[begin RECORDED DATA]
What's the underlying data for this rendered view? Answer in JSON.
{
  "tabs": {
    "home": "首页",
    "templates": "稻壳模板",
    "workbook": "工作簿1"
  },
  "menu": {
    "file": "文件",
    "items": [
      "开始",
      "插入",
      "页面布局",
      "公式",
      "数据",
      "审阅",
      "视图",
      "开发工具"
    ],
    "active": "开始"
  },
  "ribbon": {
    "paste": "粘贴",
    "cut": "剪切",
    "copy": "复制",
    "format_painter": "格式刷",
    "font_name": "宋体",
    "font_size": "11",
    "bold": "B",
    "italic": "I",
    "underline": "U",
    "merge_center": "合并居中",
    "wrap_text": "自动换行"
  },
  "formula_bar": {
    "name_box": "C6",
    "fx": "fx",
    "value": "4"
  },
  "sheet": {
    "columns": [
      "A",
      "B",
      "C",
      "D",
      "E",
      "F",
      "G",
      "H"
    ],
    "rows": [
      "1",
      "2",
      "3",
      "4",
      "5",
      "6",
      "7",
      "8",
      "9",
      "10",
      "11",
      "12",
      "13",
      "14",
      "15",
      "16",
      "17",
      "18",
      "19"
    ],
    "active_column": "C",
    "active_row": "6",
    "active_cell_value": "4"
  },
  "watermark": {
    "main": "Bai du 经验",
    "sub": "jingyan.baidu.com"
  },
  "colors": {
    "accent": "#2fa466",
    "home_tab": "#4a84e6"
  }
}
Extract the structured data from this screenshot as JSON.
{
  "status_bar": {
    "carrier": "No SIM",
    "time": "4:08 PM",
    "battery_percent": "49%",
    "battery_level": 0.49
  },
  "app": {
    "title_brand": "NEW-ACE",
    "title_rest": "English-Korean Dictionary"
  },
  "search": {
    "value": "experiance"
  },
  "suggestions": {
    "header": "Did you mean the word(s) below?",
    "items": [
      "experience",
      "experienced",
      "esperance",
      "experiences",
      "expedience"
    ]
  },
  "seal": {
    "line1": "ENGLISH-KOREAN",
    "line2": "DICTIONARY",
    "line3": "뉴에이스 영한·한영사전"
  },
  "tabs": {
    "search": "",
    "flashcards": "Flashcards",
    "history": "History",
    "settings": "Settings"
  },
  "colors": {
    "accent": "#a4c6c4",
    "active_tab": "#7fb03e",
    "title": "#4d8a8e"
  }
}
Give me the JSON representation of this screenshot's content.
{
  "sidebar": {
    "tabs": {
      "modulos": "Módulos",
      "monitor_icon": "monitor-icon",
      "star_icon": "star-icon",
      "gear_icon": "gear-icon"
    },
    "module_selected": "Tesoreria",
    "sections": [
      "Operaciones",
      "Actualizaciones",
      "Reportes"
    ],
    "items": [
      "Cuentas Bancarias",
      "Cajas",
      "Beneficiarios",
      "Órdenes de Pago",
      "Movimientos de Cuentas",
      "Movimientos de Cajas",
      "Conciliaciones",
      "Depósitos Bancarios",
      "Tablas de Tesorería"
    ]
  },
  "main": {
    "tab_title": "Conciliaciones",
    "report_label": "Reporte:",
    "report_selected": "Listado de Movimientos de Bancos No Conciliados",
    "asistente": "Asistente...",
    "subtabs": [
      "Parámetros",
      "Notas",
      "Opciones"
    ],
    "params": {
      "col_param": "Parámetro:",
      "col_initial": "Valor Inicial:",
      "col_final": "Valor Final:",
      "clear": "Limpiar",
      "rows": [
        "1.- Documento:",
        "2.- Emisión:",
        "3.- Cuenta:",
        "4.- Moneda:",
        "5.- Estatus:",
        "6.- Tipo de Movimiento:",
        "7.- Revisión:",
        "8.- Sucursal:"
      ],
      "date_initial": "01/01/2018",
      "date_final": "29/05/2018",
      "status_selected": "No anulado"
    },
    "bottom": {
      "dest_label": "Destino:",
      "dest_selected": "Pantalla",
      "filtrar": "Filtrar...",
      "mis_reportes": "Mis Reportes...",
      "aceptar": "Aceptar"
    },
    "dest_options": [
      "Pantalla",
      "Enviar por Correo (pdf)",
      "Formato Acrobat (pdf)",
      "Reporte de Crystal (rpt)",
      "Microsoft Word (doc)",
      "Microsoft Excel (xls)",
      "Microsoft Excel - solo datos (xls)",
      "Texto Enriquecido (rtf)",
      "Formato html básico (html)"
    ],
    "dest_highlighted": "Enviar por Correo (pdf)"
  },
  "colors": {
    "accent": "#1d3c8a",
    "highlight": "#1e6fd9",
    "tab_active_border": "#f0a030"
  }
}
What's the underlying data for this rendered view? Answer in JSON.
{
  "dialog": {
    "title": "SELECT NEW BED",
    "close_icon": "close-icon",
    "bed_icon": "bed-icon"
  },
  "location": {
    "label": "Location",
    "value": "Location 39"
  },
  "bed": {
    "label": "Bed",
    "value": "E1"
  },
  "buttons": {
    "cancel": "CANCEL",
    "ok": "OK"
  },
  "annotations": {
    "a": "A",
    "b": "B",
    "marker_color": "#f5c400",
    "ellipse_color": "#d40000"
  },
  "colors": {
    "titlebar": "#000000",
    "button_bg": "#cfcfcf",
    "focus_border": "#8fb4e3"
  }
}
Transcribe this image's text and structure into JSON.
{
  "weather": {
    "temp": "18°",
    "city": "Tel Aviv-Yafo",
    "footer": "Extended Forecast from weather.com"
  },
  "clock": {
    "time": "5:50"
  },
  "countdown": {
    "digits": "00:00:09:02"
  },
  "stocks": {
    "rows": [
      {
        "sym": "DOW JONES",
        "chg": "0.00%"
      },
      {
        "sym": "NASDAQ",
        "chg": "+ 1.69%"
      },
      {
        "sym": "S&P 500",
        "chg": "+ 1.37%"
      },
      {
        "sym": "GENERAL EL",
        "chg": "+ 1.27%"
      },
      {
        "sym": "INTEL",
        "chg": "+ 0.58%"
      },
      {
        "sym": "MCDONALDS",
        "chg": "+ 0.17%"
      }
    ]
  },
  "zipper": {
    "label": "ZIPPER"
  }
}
[end RECORDED DATA]
Every line above should be retyped exactly as given.

TASK RESPONSE »
What's the underlying data for this rendered view? Answer in JSON.
{
  "tabs": {
    "home": "首页",
    "templates": "稻壳模板",
    "workbook": "工作簿1"
  },
  "menu": {
    "file": "文件",
    "items": [
      "开始",
      "插入",
      "页面布局",
      "公式",
      "数据",
      "审阅",
      "视图",
      "开发工具"
    ],
    "active": "开始"
  },
  "ribbon": {
    "paste": "粘贴",
    "cut": "剪切",
    "copy": "复制",
    "format_painter": "格式刷",
    "font_name": "宋体",
    "font_size": "11",
    "bold": "B",
    "italic": "I",
    "underline": "U",
    "merge_center": "合并居中",
    "wrap_text": "自动换行"
  },
  "formula_bar": {
    "name_box": "C6",
    "fx": "fx",
    "value": "4"
  },
  "sheet": {
    "columns": [
      "A",
      "B",
      "C",
      "D",
      "E",
      "F",
      "G",
      "H"
    ],
    "rows": [
      "1",
      "2",
      "3",
      "4",
      "5",
      "6",
      "7",
      "8",
      "9",
      "10",
      "11",
      "12",
      "13",
      "14",
      "15",
      "16",
      "17",
      "18",
      "19"
    ],
    "active_column": "C",
    "active_row": "6",
    "active_cell_value": "4"
  },
  "watermark": {
    "main": "Bai du 经验",
    "sub": "jingyan.baidu.com"
  },
  "colors": {
    "accent": "#2fa466",
    "home_tab": "#4a84e6"
  }
}
Extract the structured data from this screenshot as JSON.
{
  "status_bar": {
    "carrier": "No SIM",
    "time": "4:08 PM",
    "battery_percent": "49%",
    "battery_level": 0.49
  },
  "app": {
    "title_brand": "NEW-ACE",
    "title_rest": "English-Korean Dictionary"
  },
  "search": {
    "value": "experiance"
  },
  "suggestions": {
    "header": "Did you mean the word(s) below?",
    "items": [
      "experience",
      "experienced",
      "esperance",
      "experiences",
      "expedience"
    ]
  },
  "seal": {
    "line1": "ENGLISH-KOREAN",
    "line2": "DICTIONARY",
    "line3": "뉴에이스 영한·한영사전"
  },
  "tabs": {
    "search": "",
    "flashcards": "Flashcards",
    "history": "History",
    "settings": "Settings"
  },
  "colors": {
    "accent": "#a4c6c4",
    "active_tab": "#7fb03e",
    "title": "#4d8a8e"
  }
}
Give me the JSON representation of this screenshot's content.
{
  "sidebar": {
    "tabs": {
      "modulos": "Módulos",
      "monitor_icon": "monitor-icon",
      "star_icon": "star-icon",
      "gear_icon": "gear-icon"
    },
    "module_selected": "Tesoreria",
    "sections": [
      "Operaciones",
      "Actualizaciones",
      "Reportes"
    ],
    "items": [
      "Cuentas Bancarias",
      "Cajas",
      "Beneficiarios",
      "Órdenes de Pago",
      "Movimientos de Cuentas",
      "Movimientos de Cajas",
      "Conciliaciones",
      "Depósitos Bancarios",
      "Tablas de Tesorería"
    ]
  },
  "main": {
    "tab_title": "Conciliaciones",
    "report_label": "Reporte:",
    "report_selected": "Listado de Movimientos de Bancos No Conciliados",
    "asistente": "Asistente...",
    "subtabs": [
      "Parámetros",
      "Notas",
      "Opciones"
    ],
    "params": {
      "col_param": "Parámetro:",
      "col_initial": "Valor Inicial:",
      "col_final": "Valor Final:",
      "clear": "Limpiar",
      "rows": [
        "1.- Documento:",
        "2.- Emisión:",
        "3.- Cuenta:",
        "4.- Moneda:",
        "5.- Estatus:",
        "6.- Tipo de Movimiento:",
        "7.- Revisión:",
        "8.- Sucursal:"
      ],
      "date_initial": "01/01/2018",
      "date_final": "29/05/2018",
      "status_selected": "No anulado"
    },
    "bottom": {
      "dest_label": "Destino:",
      "dest_selected": "Pantalla",
      "filtrar": "Filtrar...",
      "mis_reportes": "Mis Reportes...",
      "aceptar": "Aceptar"
    },
    "dest_options": [
      "Pantalla",
      "Enviar por Correo (pdf)",
      "Formato Acrobat (pdf)",
      "Reporte de Crystal (rpt)",
      "Microsoft Word (doc)",
      "Microsoft Excel (xls)",
      "Microsoft Excel - solo datos (xls)",
      "Texto Enriquecido (rtf)",
      "Formato html básico (html)"
    ],
    "dest_highlighted": "Enviar por Correo (pdf)"
  },
  "colors": {
    "accent": "#1d3c8a",
    "highlight": "#1e6fd9",
    "tab_active_border": "#f0a030"
  }
}
What's the underlying data for this rendered view? Answer in JSON.
{
  "dialog": {
    "title": "SELECT NEW BED",
    "close_icon": "close-icon",
    "bed_icon": "bed-icon"
  },
  "location": {
    "label": "Location",
    "value": "Location 39"
  },
  "bed": {
    "label": "Bed",
    "value": "E1"
  },
  "buttons": {
    "cancel": "CANCEL",
    "ok": "OK"
  },
  "annotations": {
    "a": "A",
    "b": "B",
    "marker_color": "#f5c400",
    "ellipse_color": "#d40000"
  },
  "colors": {
    "titlebar": "#000000",
    "button_bg": "#cfcfcf",
    "focus_border": "#8fb4e3"
  }
}
Transcribe this image's text and structure into JSON.
{
  "weather": {
    "temp": "18°",
    "city": "Tel Aviv-Yafo",
    "footer": "Extended Forecast from weather.com"
  },
  "clock": {
    "time": "5:50"
  },
  "countdown": {
    "digits": "00:00:09:02"
  },
  "stocks": {
    "rows": [
      {
        "sym": "DOW JONES",
        "chg": "0.00%"
      },
      {
        "sym": "NASDAQ",
        "chg": "+ 1.69%"
      },
      {
        "sym": "S&P 500",
        "chg": "+ 1.37%"
      },
      {
        "sym": "GENERAL EL",
        "chg": "+ 1.27%"
      },
      {
        "sym": "INTEL",
        "chg": "+ 0.58%"
      },
      {
        "sym": "MCDONALDS",
        "chg": "+ 0.17%"
      }
    ]
  },
  "zipper": {
    "label": "ZIPPER"
  }
}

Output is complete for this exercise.